==== THE RECORDS
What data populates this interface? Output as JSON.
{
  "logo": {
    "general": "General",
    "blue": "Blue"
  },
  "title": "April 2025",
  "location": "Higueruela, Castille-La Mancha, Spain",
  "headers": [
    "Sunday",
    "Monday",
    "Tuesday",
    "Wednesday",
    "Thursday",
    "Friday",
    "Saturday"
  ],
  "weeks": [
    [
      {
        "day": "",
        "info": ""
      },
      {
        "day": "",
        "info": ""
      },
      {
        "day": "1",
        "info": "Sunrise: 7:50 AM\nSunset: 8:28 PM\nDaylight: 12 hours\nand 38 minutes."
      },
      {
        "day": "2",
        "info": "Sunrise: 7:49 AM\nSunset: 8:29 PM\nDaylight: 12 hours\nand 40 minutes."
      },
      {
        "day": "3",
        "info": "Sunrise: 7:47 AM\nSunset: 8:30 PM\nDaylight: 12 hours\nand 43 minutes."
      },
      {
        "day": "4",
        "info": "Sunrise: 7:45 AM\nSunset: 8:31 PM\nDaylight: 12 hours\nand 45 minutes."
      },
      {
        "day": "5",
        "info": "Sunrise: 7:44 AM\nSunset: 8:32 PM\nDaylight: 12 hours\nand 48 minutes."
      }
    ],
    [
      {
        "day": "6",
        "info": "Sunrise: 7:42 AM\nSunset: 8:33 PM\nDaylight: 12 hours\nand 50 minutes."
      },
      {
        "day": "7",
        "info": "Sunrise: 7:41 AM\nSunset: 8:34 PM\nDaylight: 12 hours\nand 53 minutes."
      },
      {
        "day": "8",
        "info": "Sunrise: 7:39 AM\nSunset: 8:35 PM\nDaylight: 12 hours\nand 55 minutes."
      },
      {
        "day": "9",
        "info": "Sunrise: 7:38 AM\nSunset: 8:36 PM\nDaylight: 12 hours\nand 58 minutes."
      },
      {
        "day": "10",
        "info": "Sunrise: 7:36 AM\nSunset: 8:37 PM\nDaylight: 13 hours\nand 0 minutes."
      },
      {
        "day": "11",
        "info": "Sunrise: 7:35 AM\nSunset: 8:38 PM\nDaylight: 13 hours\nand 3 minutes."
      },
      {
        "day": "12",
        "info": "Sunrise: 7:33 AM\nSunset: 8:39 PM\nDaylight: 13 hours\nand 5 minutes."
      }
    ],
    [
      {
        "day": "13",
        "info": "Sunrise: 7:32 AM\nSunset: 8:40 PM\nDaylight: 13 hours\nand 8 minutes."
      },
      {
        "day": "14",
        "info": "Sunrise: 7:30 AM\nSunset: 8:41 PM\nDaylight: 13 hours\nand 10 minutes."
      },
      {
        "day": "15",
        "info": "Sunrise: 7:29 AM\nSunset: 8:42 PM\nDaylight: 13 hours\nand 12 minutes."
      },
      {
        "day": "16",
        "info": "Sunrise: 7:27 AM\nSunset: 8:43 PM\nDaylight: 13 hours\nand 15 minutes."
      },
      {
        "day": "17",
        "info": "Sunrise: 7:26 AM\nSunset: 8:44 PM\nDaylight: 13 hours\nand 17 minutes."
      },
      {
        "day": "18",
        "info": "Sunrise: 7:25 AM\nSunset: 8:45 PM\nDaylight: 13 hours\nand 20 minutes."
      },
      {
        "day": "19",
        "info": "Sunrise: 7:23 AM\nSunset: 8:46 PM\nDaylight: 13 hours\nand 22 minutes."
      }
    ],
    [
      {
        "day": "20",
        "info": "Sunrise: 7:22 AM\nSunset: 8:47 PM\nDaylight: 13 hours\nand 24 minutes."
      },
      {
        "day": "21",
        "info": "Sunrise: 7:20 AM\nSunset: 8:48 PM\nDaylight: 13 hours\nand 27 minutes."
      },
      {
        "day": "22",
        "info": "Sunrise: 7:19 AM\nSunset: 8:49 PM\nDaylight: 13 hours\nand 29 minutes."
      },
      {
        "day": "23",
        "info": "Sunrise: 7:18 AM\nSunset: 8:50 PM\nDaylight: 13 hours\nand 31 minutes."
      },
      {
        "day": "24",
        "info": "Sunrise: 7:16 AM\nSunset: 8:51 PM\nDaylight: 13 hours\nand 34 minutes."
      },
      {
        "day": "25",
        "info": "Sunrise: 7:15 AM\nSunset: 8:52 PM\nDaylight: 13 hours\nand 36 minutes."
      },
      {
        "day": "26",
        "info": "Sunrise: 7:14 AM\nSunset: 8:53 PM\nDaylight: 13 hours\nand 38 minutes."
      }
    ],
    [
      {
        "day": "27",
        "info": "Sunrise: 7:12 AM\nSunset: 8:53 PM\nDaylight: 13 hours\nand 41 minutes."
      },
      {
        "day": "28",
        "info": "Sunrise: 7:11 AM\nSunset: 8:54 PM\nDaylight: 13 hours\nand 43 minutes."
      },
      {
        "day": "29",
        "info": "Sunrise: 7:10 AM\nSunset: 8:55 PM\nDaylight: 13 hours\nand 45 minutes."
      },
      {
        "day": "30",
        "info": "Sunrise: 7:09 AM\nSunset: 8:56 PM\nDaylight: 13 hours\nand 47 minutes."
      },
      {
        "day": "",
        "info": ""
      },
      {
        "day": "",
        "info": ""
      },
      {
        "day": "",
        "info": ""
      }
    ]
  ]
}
========
— WHAT YOU WILL DO —
Please quote every record above exactly as it appears.

— EXERCISE RESPONSE —
What data populates this interface? Output as JSON.
{
  "logo": {
    "general": "General",
    "blue": "Blue"
  },
  "title": "April 2025",
  "location": "Higueruela, Castille-La Mancha, Spain",
  "headers": [
    "Sunday",
    "Monday",
    "Tuesday",
    "Wednesday",
    "Thursday",
    "Friday",
    "Saturday"
  ],
  "weeks": [
    [
      {
        "day": "",
        "info": ""
      },
      {
        "day": "",
        "info": ""
      },
      {
        "day": "1",
        "info": "Sunrise: 7:50 AM\nSunset: 8:28 PM\nDaylight: 12 hours\nand 38 minutes."
      },
      {
        "day": "2",
        "info": "Sunrise: 7:49 AM\nSunset: 8:29 PM\nDaylight: 12 hours\nand 40 minutes."
      },
      {
        "day": "3",
        "info": "Sunrise: 7:47 AM\nSunset: 8:30 PM\nDaylight: 12 hours\nand 43 minutes."
      },
      {
        "day": "4",
        "info": "Sunrise: 7:45 AM\nSunset: 8:31 PM\nDaylight: 12 hours\nand 45 minutes."
      },
      {
        "day": "5",
        "info": "Sunrise: 7:44 AM\nSunset: 8:32 PM\nDaylight: 12 hours\nand 48 minutes."
      }
    ],
    [
      {
        "day": "6",
        "info": "Sunrise: 7:42 AM\nSunset: 8:33 PM\nDaylight: 12 hours\nand 50 minutes."
      },
      {
        "day": "7",
        "info": "Sunrise: 7:41 AM\nSunset: 8:34 PM\nDaylight: 12 hours\nand 53 minutes."
      },
      {
        "day": "8",
        "info": "Sunrise: 7:39 AM\nSunset: 8:35 PM\nDaylight: 12 hours\nand 55 minutes."
      },
      {
        "day": "9",
        "info": "Sunrise: 7:38 AM\nSunset: 8:36 PM\nDaylight: 12 hours\nand 58 minutes."
      },
      {
        "day": "10",
        "info": "Sunrise: 7:36 AM\nSunset: 8:37 PM\nDaylight: 13 hours\nand 0 minutes."
      },
      {
        "day": "11",
        "info": "Sunrise: 7:35 AM\nSunset: 8:38 PM\nDaylight: 13 hours\nand 3 minutes."
      },
      {
        "day": "12",
        "info": "Sunrise: 7:33 AM\nSunset: 8:39 PM\nDaylight: 13 hours\nand 5 minutes."
      }
    ],
    [
      {
        "day": "13",
        "info": "Sunrise: 7:32 AM\nSunset: 8:40 PM\nDaylight: 13 hours\nand 8 minutes."
      },
      {
        "day": "14",
        "info": "Sunrise: 7:30 AM\nSunset: 8:41 PM\nDaylight: 13 hours\nand 10 minutes."
      },
      {
        "day": "15",
        "info": "Sunrise: 7:29 AM\nSunset: 8:42 PM\nDaylight: 13 hours\nand 12 minutes."
      },
      {
        "day": "16",
        "info": "Sunrise: 7:27 AM\nSunset: 8:43 PM\nDaylight: 13 hours\nand 15 minutes."
      },
      {
        "day": "17",
        "info": "Sunrise: 7:26 AM\nSunset: 8:44 PM\nDaylight: 13 hours\nand 17 minutes."
      },
      {
        "day": "18",
        "info": "Sunrise: 7:25 AM\nSunset: 8:45 PM\nDaylight: 13 hours\nand 20 minutes."
      },
      {
        "day": "19",
        "info": "Sunrise: 7:23 AM\nSunset: 8:46 PM\nDaylight: 13 hours\nand 22 minutes."
      }
    ],
    [
      {
        "day": "20",
        "info": "Sunrise: 7:22 AM\nSunset: 8:47 PM\nDaylight: 13 hours\nand 24 minutes."
      },
      {
        "day": "21",
        "info": "Sunrise: 7:20 AM\nSunset: 8:48 PM\nDaylight: 13 hours\nand 27 minutes."
      },
      {
        "day": "22",
        "info": "Sunrise: 7:19 AM\nSunset: 8:49 PM\nDaylight: 13 hours\nand 29 minutes."
      },
      {
        "day": "23",
        "info": "Sunrise: 7:18 AM\nSunset: 8:50 PM\nDaylight: 13 hours\nand 31 minutes."
      },
      {
        "day": "24",
        "info": "Sunrise: 7:16 AM\nSunset: 8:51 PM\nDaylight: 13 hours\nand 34 minutes."
      },
      {
        "day": "25",
        "info": "Sunrise: 7:15 AM\nSunset: 8:52 PM\nDaylight: 13 hours\nand 36 minutes."
      },
      {
        "day": "26",
        "info": "Sunrise: 7:14 AM\nSunset: 8:53 PM\nDaylight: 13 hours\nand 38 minutes."
      }
    ],
    [
      {
        "day": "27",
        "info": "Sunrise: 7:12 AM\nSunset: 8:53 PM\nDaylight: 13 hours\nand 41 minutes."
      },
      {
        "day": "28",
        "info": "Sunrise: 7:11 AM\nSunset: 8:54 PM\nDaylight: 13 hours\nand 43 minutes."
      },
      {
        "day": "29",
        "info": "Sunrise: 7:10 AM\nSunset: 8:55 PM\nDaylight: 13 hours\nand 45 minutes."
      },
      {
        "day": "30",
        "info": "Sunrise: 7:09 AM\nSunset: 8:56 PM\nDaylight: 13 hours\nand 47 minutes."
      },
      {
        "day": "",
        "info": ""
      },
      {
        "day": "",
        "info": ""
      },
      {
        "day": "",
        "info": ""
      }
    ]
  ]
}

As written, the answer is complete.